*** Opening of Text provided ***
Jon Šporn

Personal information
- Date of birth: 22 May 1997 (age 28)
- Place of birth: Celje, Slovenia
- Height: 1.78 m (5 ft 10 in)
- Position: Central midfielder

Youth career
- 0000–2016: Celje

Senior career*
- Years: Team / Apps / (Gls)
- 2014–2018: Celje / 21 / (1)
- 2017: → Drava Ptuj (loan) / 7 / (2)
- 2017–2018: → Drava Ptuj (loan) / 15 / (1)
- 2018–2019: Drava Ptuj / 29 / (5)
- 2019–2020: Mura / 29 / (1)
- 2020: SV Horn / 3 / (0)
- 2020–2023: Celje / 56 / (3)
- 2023–2025: Chornomorets Odesa / 38 / (1)

International career
- 2015: Slovenia U19 / 3 / (0)

= Jon Šporn =

Slovenian footballer (born 1997)

Jon Šporn (born 22 May 1997) is a Slovenian professional footballer who plays as a central midfielder.

==Club career==
Šporn moved to Chornomorets Odesa from Celje in 2023, joining up with fellow countryman Luka Guček. He made his league debut against LNZ Cherkasy, where he also scored in the 65th minute in an eventual 2–0 win. Šporn left Chornomorets after the 2024–25 season.
*** Close of Text provided ***
**Work instructions:** Please rewrite the paragraph above beginning "Šporn moved to Chornomorets Odesa" from the Jon Šporn article as a short bulleted list that keeps its main facts.
*** Opening of Provided records ***
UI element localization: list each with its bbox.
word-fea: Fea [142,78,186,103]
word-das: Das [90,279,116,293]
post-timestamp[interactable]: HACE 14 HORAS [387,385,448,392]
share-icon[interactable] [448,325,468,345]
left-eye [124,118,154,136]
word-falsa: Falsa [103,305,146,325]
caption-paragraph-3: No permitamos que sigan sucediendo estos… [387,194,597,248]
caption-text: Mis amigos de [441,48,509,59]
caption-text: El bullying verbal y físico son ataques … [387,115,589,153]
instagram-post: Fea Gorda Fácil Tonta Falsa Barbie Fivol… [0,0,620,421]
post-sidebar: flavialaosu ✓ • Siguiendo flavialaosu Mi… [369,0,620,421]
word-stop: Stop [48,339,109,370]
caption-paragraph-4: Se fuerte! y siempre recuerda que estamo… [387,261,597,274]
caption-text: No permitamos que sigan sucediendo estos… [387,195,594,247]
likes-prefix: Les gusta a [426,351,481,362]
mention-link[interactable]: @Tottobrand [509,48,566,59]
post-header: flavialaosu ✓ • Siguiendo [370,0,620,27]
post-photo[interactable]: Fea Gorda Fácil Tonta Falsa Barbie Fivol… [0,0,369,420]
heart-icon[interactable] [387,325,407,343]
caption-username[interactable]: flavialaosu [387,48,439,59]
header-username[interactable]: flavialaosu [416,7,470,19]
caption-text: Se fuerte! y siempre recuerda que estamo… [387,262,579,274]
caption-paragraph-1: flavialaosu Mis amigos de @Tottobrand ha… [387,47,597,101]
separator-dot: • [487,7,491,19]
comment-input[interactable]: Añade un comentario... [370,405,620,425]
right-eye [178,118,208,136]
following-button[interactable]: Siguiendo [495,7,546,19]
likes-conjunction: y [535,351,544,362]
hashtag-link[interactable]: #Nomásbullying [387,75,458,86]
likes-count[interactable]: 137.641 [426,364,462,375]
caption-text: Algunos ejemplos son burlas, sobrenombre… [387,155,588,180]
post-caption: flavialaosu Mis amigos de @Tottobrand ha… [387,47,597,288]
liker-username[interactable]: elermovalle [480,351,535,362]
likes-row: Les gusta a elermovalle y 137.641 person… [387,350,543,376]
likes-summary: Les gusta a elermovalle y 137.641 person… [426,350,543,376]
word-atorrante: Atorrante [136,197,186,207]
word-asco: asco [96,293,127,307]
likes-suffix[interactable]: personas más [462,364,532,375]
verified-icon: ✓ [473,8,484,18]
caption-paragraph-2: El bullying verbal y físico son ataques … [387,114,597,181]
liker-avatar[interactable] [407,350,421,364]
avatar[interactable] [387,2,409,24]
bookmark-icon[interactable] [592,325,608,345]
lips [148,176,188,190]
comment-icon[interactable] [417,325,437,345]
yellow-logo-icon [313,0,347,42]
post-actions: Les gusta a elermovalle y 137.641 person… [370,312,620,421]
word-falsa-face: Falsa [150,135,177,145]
*** Close of Provided records ***
**Result for this exercise:**
- Moved from Celje to Chornomorets Odesa in 2023, joining fellow Slovenian Luka Guček
- League debut: against LNZ Cherkasy, scoring in the 65th minute of a 2–0 win
- Left Chornomorets after the 2024–25 season